— BEGIN Entries supplied —

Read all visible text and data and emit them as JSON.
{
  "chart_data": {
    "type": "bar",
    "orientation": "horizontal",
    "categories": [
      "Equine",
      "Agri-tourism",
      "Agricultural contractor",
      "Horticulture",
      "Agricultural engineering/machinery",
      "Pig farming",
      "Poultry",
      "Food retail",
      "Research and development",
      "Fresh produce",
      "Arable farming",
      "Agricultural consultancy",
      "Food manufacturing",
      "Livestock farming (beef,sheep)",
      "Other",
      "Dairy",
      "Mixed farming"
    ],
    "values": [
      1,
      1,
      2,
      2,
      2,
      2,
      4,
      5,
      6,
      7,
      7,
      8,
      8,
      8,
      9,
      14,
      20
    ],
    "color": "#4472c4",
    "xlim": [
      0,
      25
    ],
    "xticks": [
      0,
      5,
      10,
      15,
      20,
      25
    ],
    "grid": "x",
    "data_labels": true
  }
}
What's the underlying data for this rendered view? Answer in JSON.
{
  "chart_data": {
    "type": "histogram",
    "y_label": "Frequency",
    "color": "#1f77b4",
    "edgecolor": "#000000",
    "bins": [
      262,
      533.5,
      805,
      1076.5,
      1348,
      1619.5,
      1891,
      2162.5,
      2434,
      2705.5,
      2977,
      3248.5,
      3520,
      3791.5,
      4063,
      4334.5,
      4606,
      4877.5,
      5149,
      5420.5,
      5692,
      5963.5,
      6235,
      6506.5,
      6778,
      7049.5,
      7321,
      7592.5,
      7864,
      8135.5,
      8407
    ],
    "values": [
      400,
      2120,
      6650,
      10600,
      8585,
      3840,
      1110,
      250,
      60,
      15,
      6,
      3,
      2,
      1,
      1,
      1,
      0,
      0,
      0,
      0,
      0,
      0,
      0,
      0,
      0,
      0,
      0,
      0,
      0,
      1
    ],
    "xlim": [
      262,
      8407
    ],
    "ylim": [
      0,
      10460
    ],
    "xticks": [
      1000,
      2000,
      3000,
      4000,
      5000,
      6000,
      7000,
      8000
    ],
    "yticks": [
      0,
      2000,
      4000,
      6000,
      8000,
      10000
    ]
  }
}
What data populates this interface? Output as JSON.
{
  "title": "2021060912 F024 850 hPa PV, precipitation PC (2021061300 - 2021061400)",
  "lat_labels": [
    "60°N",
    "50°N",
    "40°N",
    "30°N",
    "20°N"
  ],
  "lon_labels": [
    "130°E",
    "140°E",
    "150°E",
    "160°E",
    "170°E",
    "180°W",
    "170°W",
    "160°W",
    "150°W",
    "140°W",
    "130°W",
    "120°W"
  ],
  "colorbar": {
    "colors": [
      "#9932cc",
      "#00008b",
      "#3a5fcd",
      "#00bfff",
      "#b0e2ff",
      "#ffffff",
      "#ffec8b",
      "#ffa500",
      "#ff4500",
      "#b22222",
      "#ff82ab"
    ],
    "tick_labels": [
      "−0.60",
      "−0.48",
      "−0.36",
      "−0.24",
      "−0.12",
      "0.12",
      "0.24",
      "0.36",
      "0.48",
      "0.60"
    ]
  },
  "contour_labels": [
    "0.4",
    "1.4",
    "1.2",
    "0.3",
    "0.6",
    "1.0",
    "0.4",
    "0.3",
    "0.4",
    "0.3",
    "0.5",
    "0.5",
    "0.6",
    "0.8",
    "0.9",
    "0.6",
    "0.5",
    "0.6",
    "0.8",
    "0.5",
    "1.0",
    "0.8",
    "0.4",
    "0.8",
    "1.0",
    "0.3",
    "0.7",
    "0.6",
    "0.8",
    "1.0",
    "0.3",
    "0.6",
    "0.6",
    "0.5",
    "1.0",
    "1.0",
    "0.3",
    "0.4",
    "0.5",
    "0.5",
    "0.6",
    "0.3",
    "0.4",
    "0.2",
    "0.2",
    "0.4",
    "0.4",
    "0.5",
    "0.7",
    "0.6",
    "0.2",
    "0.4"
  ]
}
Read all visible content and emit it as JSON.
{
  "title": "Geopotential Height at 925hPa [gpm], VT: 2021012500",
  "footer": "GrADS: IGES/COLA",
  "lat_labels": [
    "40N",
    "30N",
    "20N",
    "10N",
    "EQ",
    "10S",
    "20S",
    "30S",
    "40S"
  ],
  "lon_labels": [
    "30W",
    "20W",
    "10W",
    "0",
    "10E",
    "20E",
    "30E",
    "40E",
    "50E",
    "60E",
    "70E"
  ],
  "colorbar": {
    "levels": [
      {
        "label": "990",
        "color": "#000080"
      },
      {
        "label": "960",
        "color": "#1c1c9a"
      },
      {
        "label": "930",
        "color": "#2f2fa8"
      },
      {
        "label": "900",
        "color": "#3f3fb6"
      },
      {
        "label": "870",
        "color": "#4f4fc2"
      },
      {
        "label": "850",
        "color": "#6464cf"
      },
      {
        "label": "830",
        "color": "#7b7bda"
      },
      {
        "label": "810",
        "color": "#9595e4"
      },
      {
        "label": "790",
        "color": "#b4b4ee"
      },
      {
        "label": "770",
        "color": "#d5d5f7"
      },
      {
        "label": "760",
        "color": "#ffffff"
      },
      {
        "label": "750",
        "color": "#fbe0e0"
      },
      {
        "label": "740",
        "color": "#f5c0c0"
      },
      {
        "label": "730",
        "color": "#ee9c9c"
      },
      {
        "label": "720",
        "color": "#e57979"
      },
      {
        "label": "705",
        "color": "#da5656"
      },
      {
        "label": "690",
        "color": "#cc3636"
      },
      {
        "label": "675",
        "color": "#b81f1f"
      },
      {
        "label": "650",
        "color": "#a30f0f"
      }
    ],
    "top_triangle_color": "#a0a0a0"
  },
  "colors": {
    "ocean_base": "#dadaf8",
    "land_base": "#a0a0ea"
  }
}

— END Entries supplied —

Copy each line that contains the word "Read".

• **Full output**
Read all visible text and data and emit them as JSON.
Read all visible content and emit it as JSON.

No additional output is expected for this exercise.